Part of a data file
▼▼▼

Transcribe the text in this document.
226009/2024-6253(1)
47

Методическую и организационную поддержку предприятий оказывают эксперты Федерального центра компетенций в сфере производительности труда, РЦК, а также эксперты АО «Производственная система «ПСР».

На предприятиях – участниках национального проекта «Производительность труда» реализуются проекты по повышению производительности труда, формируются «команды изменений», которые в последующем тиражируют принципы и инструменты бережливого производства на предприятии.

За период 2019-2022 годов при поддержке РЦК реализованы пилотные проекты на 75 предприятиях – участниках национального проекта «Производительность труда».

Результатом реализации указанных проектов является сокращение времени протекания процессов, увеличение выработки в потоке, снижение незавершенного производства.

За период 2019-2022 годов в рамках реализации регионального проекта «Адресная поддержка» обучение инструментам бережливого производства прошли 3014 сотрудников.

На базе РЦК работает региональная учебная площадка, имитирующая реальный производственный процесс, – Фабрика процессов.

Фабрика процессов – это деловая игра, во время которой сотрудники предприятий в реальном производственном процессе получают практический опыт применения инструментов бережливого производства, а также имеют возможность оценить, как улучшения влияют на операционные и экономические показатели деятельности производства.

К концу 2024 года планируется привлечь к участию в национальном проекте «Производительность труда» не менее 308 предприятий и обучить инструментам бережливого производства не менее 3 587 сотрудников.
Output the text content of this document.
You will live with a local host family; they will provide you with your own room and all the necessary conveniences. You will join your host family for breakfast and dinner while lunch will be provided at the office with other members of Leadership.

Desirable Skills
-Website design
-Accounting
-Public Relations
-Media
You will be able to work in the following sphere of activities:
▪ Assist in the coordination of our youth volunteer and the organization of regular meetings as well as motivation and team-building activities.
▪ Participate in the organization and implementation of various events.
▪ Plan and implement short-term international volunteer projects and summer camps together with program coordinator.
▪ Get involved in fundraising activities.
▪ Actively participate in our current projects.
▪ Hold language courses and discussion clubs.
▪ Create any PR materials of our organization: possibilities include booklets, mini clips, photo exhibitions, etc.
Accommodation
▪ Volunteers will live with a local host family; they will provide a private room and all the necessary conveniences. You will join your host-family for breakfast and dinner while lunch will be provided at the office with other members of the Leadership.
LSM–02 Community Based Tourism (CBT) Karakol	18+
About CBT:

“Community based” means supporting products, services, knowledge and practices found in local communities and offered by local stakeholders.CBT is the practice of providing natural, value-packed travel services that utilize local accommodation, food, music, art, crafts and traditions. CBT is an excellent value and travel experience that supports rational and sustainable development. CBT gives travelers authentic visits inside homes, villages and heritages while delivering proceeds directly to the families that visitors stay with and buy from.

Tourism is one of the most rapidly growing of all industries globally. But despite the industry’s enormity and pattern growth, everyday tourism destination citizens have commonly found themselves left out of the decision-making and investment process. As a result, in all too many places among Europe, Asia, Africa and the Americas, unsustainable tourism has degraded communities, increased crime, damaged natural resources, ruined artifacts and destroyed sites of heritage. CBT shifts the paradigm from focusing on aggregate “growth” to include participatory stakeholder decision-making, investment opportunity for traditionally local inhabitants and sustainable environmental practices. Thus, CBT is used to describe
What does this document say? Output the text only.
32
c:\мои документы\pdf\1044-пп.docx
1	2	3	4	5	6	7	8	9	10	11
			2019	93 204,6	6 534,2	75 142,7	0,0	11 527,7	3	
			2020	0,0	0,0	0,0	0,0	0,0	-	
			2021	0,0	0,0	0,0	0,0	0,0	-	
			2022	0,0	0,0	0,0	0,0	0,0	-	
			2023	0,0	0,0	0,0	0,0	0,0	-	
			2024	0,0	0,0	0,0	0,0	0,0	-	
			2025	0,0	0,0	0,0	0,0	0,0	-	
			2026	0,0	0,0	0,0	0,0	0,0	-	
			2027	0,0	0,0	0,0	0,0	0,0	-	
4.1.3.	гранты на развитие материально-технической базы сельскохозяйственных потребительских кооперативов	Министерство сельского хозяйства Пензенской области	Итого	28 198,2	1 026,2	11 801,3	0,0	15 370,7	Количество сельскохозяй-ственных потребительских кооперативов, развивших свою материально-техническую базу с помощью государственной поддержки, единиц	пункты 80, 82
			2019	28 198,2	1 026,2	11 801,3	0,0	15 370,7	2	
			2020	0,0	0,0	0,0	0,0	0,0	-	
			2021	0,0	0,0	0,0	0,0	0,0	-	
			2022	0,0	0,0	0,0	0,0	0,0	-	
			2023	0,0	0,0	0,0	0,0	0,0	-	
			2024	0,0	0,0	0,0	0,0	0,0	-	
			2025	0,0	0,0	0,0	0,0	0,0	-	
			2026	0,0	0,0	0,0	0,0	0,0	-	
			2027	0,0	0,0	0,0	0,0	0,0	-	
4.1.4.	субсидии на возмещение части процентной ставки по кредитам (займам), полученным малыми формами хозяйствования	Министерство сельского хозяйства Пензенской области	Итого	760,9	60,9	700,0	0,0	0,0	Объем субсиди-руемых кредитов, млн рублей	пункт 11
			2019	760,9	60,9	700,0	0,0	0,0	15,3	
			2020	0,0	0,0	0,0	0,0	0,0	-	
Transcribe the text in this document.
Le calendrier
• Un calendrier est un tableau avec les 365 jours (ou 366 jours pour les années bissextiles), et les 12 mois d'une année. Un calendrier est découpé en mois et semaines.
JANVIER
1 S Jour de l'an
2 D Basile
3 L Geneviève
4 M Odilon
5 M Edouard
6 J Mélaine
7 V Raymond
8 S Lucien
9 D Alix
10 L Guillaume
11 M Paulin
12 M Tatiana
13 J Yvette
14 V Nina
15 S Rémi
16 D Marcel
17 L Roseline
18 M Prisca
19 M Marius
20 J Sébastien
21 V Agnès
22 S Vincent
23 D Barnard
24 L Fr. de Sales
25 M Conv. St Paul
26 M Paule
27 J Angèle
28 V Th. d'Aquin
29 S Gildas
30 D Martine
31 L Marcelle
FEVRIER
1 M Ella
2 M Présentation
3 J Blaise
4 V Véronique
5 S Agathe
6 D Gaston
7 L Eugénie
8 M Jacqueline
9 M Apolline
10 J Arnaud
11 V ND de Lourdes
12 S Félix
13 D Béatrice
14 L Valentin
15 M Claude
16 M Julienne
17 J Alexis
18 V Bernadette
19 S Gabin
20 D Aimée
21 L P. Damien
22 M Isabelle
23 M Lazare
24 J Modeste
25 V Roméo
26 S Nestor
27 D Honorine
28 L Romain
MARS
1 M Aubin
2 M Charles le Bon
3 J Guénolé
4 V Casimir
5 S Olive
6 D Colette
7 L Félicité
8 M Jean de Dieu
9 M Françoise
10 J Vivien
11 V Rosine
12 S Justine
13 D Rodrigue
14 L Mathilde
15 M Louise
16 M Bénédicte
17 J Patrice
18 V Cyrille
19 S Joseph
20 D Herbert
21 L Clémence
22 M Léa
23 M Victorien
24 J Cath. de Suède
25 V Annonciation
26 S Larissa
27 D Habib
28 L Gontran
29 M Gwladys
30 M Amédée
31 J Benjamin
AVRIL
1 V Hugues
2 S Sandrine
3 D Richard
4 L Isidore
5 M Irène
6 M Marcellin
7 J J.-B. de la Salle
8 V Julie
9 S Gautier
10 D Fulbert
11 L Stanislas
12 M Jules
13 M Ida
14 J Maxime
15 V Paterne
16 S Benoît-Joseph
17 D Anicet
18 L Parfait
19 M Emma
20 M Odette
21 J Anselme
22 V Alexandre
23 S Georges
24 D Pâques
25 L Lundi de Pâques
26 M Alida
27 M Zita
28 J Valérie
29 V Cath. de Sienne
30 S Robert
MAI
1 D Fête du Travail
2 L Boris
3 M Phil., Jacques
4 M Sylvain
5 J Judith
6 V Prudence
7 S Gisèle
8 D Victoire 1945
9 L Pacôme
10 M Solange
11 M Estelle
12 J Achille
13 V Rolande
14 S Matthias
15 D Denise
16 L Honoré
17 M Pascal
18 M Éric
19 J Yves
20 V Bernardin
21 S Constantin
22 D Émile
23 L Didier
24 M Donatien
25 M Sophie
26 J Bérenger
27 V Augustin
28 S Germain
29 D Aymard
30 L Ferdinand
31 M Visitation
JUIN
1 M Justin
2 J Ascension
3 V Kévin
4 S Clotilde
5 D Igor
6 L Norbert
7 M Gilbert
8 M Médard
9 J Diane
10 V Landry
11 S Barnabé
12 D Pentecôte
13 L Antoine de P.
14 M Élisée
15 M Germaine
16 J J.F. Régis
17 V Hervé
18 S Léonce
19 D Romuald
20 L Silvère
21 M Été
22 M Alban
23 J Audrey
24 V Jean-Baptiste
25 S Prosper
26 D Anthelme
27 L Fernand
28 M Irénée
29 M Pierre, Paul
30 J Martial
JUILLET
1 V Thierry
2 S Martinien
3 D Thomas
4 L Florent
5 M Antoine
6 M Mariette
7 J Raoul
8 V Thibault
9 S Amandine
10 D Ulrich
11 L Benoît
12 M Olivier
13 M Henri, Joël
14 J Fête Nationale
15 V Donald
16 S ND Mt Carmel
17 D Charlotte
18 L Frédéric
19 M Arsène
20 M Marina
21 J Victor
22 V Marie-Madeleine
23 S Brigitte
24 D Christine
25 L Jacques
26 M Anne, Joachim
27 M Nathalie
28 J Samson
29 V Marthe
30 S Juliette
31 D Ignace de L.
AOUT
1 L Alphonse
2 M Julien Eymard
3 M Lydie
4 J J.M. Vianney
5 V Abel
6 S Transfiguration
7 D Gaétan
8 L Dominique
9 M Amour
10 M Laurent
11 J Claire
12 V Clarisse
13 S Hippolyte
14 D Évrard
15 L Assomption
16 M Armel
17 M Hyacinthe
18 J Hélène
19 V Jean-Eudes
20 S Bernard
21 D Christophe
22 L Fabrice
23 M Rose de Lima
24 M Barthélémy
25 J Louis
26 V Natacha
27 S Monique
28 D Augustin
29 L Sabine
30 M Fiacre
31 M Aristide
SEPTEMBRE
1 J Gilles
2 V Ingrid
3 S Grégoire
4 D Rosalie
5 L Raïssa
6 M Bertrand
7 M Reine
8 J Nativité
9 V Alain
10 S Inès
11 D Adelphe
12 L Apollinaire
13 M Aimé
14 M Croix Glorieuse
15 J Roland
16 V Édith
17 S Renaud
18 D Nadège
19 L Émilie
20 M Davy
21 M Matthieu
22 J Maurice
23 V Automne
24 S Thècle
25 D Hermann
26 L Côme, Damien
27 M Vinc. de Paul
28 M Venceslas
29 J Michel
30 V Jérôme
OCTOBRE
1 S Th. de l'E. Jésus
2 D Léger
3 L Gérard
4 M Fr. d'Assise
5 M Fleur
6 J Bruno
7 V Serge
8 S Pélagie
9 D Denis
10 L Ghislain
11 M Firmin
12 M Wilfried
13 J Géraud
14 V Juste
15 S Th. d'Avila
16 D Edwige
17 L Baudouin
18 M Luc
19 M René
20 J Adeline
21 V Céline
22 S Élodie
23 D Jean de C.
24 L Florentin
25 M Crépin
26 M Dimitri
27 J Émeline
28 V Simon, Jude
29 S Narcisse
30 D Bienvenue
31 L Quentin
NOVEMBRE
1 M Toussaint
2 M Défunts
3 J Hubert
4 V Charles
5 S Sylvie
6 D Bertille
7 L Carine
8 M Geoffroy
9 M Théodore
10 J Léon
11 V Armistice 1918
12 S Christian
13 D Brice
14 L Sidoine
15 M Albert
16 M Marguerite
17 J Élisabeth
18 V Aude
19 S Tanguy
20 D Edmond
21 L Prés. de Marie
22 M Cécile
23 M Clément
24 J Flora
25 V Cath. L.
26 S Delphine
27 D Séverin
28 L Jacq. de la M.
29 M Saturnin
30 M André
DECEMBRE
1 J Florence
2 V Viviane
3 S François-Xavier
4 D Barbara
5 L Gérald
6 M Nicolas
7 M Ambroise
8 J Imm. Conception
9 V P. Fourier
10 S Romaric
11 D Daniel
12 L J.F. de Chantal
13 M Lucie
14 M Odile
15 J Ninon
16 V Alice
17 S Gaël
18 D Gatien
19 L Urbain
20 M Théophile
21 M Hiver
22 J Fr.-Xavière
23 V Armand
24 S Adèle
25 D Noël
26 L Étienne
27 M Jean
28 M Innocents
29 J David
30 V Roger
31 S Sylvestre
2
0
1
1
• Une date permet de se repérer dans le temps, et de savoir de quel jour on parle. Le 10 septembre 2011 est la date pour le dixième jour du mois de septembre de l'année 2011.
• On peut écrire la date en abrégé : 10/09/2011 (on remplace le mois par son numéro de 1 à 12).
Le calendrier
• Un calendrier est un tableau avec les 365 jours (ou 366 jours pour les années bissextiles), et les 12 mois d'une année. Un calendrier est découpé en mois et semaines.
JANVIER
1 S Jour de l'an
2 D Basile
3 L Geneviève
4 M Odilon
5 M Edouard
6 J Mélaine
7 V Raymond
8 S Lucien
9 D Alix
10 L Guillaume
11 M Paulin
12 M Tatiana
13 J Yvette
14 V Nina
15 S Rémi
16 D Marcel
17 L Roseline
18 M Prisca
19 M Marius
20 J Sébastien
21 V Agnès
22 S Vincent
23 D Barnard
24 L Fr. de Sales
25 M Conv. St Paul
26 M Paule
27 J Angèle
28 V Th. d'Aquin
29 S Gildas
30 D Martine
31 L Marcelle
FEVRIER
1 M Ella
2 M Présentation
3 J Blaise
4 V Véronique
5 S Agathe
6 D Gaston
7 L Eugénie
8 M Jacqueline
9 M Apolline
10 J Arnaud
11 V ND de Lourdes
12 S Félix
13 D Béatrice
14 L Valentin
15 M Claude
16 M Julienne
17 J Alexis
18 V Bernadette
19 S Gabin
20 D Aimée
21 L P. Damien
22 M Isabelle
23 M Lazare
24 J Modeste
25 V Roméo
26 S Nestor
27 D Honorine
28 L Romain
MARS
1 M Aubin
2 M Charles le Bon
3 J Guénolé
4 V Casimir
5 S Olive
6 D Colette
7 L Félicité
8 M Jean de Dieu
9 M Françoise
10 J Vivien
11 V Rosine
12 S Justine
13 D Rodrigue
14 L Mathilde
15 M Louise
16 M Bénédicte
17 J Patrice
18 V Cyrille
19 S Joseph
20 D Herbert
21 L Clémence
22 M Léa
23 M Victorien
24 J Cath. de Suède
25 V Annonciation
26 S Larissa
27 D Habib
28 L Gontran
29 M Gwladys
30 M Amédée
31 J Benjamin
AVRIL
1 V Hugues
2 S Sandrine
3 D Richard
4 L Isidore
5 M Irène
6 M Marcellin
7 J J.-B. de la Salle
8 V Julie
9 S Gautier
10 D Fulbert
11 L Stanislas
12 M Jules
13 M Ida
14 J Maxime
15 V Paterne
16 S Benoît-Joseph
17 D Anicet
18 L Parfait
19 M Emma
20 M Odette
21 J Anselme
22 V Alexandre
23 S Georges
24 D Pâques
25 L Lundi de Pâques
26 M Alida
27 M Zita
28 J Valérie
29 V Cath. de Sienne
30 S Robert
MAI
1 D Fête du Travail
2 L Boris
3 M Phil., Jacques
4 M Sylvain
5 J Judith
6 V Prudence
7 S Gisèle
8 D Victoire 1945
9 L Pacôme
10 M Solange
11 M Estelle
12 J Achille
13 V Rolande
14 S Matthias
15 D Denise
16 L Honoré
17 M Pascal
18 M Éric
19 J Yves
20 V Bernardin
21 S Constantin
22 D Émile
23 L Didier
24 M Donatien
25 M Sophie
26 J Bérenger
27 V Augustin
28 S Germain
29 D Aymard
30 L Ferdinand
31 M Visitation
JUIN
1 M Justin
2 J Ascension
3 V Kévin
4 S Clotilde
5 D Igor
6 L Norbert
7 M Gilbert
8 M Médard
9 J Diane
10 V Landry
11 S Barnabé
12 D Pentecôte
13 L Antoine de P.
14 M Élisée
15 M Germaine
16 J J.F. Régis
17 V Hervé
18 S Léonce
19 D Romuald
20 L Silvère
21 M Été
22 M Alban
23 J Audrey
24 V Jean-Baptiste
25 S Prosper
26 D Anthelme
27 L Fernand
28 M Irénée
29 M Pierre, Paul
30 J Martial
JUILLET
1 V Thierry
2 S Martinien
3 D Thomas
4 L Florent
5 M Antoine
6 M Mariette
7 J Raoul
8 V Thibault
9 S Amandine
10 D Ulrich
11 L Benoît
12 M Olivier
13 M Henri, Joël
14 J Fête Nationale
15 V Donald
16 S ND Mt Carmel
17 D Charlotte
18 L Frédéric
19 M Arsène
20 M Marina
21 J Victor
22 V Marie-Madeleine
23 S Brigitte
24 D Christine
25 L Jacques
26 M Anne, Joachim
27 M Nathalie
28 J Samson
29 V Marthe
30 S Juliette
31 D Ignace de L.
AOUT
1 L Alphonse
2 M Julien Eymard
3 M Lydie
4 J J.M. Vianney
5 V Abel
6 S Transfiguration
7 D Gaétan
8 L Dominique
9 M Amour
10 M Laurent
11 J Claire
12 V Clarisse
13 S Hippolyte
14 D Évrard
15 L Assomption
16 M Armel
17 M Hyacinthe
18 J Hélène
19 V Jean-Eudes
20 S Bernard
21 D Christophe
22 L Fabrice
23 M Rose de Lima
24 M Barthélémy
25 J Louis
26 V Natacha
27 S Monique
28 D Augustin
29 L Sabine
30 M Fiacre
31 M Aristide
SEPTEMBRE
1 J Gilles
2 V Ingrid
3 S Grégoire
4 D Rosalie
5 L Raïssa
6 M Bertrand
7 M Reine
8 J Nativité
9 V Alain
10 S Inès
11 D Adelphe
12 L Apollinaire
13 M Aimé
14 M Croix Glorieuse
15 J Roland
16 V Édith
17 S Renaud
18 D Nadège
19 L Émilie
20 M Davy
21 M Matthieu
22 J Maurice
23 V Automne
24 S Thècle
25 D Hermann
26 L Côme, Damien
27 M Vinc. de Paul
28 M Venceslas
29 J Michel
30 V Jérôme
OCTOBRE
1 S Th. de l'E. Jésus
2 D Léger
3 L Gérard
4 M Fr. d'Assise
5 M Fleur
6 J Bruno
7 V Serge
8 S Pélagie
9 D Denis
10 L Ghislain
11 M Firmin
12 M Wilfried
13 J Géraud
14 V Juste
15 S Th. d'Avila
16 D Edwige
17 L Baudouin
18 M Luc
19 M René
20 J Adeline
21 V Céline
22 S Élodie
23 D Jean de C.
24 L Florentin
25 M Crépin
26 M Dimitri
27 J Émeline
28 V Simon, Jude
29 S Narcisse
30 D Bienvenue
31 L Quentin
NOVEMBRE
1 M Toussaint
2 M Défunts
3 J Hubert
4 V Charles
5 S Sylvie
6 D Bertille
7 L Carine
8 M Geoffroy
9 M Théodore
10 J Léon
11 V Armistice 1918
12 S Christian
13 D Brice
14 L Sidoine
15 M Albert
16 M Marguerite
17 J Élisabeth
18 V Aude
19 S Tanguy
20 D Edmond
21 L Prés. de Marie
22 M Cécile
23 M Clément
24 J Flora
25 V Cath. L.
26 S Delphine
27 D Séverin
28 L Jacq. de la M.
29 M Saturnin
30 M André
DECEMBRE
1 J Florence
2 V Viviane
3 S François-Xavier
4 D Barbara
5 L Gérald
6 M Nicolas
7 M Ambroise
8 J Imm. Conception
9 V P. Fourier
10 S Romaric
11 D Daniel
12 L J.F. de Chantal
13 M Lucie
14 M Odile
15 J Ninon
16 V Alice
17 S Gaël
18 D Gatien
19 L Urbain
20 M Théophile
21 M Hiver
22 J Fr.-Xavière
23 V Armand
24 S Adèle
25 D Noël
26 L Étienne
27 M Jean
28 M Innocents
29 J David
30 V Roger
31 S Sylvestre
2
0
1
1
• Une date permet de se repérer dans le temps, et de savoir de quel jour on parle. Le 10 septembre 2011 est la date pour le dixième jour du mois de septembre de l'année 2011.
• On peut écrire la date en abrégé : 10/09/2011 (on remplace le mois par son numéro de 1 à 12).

▲▲▲

§ **Task**: Make a list of all lines in the data that contain "участниках".

§ **Exercise response**:
На предприятиях – участниках национального проекта «Производительность труда» реализуются проекты по повышению производительности труда, формируются «команды изменений», которые в последующем тиражируют принципы и инструменты бережливого производства на предприятии.
За период 2019-2022 годов при поддержке РЦК реализованы пилотные проекты на 75 предприятиях – участниках национального проекта «Производительность труда».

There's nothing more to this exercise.